Task instructions: For each line of the data below that holds "ФАКТ", copy the line.

** BEGIN Exercise materials **

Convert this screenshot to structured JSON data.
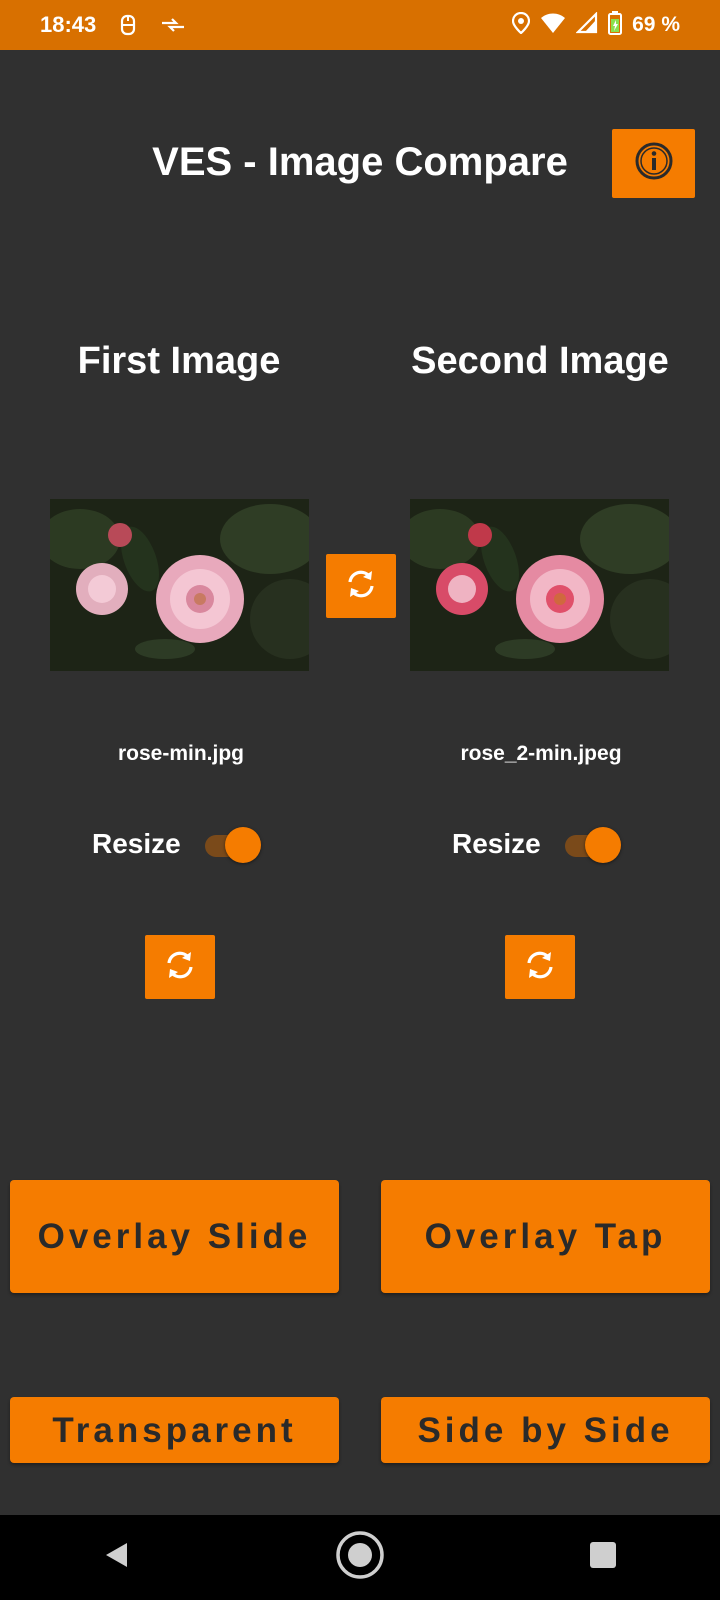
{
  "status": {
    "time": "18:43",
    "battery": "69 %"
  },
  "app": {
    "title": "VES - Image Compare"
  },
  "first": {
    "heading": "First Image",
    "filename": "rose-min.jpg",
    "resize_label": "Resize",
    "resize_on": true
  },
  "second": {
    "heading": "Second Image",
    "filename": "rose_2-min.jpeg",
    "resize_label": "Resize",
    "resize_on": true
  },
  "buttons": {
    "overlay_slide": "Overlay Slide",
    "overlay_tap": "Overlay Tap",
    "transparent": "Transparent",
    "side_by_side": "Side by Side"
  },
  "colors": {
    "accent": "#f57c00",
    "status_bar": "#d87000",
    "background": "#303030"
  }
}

** END Exercise materials **
** BEGIN Exercise materials **

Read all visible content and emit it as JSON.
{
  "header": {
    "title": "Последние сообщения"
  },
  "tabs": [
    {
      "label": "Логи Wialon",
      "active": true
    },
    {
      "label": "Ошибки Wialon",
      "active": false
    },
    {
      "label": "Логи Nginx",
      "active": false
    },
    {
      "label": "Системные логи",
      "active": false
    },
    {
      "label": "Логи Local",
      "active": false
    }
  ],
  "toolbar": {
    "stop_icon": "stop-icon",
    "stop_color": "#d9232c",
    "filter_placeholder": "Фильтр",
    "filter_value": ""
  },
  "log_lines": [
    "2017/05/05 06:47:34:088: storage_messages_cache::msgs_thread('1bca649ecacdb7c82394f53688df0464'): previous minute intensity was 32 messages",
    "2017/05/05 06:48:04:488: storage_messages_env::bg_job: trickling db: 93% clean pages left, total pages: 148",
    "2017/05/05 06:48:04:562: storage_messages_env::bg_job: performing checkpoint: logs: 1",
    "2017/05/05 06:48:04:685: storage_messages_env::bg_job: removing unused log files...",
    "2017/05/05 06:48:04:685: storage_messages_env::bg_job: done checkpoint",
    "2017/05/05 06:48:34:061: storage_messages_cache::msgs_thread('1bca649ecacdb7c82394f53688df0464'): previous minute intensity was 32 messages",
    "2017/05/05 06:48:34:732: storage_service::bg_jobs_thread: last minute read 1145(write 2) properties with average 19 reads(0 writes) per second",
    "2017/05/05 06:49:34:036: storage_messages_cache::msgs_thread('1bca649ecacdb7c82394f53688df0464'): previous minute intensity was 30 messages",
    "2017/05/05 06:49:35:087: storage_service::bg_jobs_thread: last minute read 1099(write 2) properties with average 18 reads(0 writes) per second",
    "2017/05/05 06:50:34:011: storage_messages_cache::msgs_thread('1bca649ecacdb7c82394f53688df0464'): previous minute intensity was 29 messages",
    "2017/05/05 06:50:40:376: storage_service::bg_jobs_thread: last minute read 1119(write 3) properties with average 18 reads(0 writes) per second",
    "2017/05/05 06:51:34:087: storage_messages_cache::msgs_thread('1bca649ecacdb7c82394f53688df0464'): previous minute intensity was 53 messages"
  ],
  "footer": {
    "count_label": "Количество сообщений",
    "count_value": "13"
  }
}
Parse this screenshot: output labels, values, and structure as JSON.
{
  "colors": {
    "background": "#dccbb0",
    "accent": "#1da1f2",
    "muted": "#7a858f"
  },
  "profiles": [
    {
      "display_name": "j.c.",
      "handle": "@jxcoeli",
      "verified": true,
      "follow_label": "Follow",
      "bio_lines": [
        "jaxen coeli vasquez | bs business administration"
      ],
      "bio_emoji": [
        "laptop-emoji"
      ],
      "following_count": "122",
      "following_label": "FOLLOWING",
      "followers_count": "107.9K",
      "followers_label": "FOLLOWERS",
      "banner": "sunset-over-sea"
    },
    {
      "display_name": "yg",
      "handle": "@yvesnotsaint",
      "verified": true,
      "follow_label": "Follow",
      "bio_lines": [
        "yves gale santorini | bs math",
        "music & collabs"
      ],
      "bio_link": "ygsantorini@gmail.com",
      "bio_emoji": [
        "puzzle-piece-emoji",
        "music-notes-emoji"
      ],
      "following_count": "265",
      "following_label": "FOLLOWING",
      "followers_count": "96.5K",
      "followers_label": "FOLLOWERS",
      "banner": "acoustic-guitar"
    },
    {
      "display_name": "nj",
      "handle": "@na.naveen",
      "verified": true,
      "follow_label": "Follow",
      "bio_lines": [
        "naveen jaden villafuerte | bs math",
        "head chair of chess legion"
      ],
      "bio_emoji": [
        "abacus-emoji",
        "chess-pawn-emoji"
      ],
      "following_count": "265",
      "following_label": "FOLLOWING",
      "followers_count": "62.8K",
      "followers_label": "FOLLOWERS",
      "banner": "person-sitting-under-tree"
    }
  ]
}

** END Exercise materials **
** BEGIN Exercise materials **

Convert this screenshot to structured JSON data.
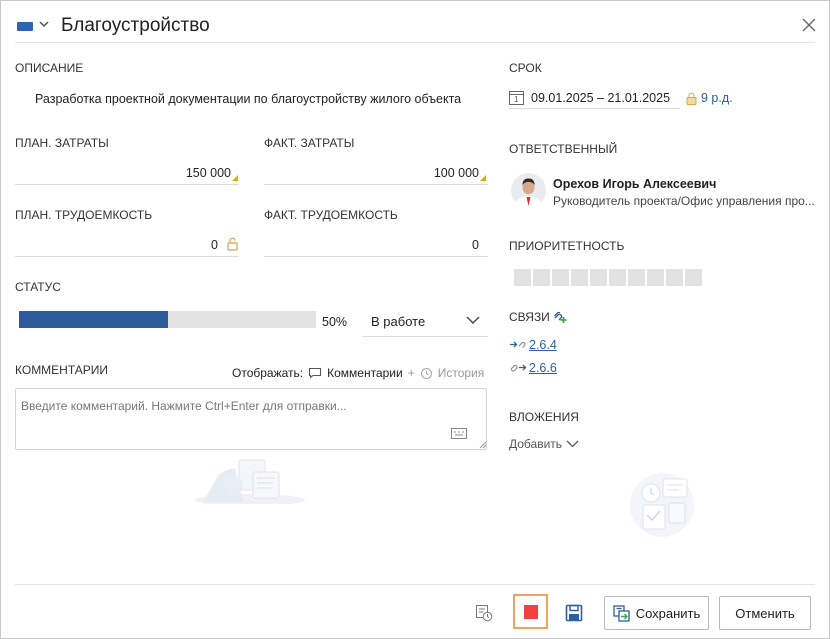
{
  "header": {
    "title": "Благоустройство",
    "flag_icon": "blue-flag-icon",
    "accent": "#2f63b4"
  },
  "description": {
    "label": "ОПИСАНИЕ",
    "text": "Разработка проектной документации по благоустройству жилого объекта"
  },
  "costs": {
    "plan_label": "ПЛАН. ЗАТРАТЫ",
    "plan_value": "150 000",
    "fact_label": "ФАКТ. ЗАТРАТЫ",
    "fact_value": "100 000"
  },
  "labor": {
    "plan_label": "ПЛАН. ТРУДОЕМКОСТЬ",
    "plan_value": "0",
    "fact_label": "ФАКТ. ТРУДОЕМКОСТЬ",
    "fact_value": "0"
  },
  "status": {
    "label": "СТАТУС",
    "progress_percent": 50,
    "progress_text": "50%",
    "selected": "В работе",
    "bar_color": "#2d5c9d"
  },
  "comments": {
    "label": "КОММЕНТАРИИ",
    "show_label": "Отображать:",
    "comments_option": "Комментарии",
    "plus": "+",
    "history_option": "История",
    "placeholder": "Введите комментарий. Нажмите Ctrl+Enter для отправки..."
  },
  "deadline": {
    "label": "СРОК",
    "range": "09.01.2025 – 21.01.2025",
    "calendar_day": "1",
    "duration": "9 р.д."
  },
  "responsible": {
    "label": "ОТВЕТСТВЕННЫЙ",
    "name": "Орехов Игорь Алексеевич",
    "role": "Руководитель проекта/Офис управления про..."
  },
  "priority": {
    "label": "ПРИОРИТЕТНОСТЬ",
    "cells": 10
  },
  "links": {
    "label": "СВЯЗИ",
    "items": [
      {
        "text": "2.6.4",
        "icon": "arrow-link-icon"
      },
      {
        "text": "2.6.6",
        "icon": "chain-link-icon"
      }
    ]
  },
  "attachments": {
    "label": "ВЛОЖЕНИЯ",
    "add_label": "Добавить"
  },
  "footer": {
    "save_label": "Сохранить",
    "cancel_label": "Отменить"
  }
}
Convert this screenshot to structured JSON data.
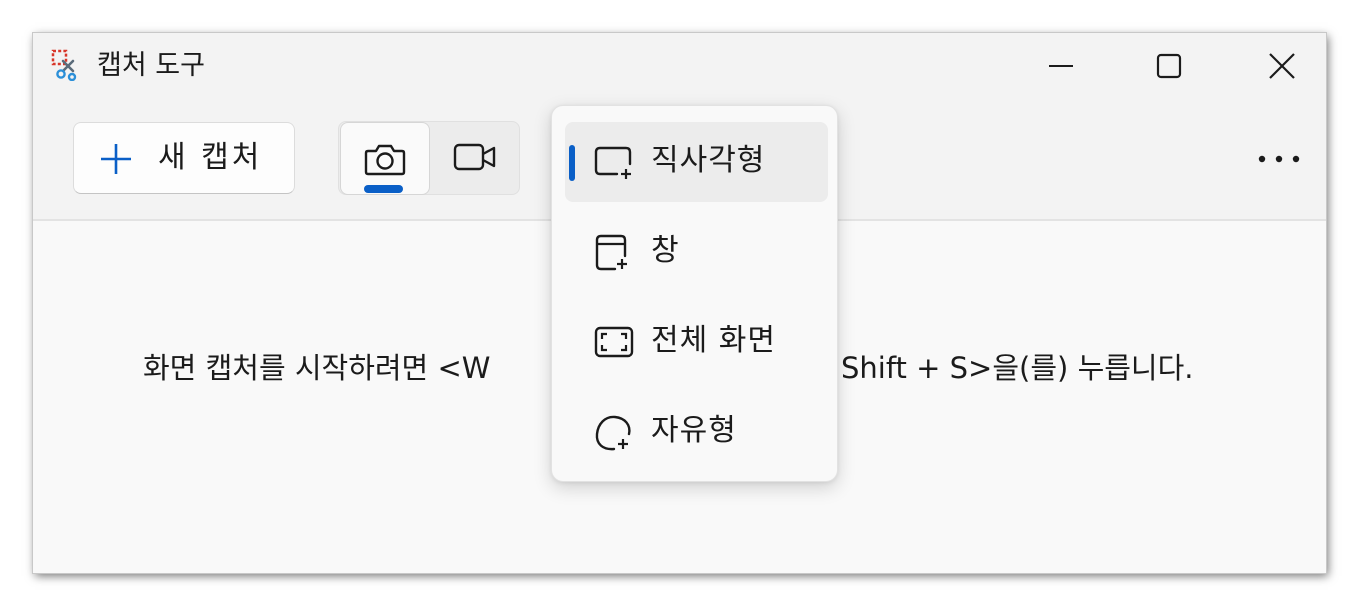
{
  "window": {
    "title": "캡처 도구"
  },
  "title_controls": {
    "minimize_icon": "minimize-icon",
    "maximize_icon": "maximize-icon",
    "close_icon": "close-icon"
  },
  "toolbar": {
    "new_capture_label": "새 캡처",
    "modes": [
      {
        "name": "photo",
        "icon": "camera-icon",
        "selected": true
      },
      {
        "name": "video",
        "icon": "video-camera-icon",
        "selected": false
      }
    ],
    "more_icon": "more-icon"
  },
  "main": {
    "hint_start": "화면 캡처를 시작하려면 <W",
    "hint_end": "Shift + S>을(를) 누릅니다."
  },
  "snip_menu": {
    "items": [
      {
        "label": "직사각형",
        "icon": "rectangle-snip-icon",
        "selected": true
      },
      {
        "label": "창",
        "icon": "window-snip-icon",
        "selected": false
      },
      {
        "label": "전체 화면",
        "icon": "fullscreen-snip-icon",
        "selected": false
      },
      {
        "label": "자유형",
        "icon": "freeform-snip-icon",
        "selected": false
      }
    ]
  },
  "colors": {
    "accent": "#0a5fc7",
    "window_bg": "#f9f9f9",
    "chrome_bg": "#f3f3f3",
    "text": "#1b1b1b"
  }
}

** END Exercise materials **

Solution to this task:
    "fact_label": "ФАКТ. ЗАТРАТЫ",
    "fact_label": "ФАКТ. ТРУДОЕМКОСТЬ",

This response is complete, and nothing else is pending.